__TASK GOAL__: Print out the entries below with no edits.

----- STORED RECORDS -----

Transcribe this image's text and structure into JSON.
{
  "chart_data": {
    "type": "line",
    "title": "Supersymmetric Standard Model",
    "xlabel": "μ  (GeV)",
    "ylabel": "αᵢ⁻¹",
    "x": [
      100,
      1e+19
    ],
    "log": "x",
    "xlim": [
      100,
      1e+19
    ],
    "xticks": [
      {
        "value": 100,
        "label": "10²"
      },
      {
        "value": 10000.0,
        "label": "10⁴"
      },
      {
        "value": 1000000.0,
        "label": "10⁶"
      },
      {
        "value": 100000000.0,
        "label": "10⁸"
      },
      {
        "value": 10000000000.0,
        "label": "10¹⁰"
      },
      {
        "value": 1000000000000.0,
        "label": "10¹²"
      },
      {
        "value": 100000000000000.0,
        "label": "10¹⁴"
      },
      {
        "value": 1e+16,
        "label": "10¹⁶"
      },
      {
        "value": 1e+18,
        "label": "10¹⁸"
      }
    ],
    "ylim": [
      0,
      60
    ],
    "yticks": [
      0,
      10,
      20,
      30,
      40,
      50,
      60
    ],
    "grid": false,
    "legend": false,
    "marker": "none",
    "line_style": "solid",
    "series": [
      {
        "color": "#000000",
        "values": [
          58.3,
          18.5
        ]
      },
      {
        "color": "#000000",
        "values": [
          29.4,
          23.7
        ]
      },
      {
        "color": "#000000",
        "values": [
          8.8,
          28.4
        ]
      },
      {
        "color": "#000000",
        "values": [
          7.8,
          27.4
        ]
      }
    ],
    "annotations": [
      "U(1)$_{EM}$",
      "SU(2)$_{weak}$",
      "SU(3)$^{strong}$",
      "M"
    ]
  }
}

-----

__SOLUTION TO THE PROBLEM__:
Transcribe this image's text and structure into JSON.
{
  "chart_data": {
    "type": "line",
    "title": "Supersymmetric Standard Model",
    "xlabel": "μ  (GeV)",
    "ylabel": "αᵢ⁻¹",
    "x": [
      100,
      1e+19
    ],
    "log": "x",
    "xlim": [
      100,
      1e+19
    ],
    "xticks": [
      {
        "value": 100,
        "label": "10²"
      },
      {
        "value": 10000.0,
        "label": "10⁴"
      },
      {
        "value": 1000000.0,
        "label": "10⁶"
      },
      {
        "value": 100000000.0,
        "label": "10⁸"
      },
      {
        "value": 10000000000.0,
        "label": "10¹⁰"
      },
      {
        "value": 1000000000000.0,
        "label": "10¹²"
      },
      {
        "value": 100000000000000.0,
        "label": "10¹⁴"
      },
      {
        "value": 1e+16,
        "label": "10¹⁶"
      },
      {
        "value": 1e+18,
        "label": "10¹⁸"
      }
    ],
    "ylim": [
      0,
      60
    ],
    "yticks": [
      0,
      10,
      20,
      30,
      40,
      50,
      60
    ],
    "grid": false,
    "legend": false,
    "marker": "none",
    "line_style": "solid",
    "series": [
      {
        "color": "#000000",
        "values": [
          58.3,
          18.5
        ]
      },
      {
        "color": "#000000",
        "values": [
          29.4,
          23.7
        ]
      },
      {
        "color": "#000000",
        "values": [
          8.8,
          28.4
        ]
      },
      {
        "color": "#000000",
        "values": [
          7.8,
          27.4
        ]
      }
    ],
    "annotations": [
      "U(1)$_{EM}$",
      "SU(2)$_{weak}$",
      "SU(3)$^{strong}$",
      "M"
    ]
  }
}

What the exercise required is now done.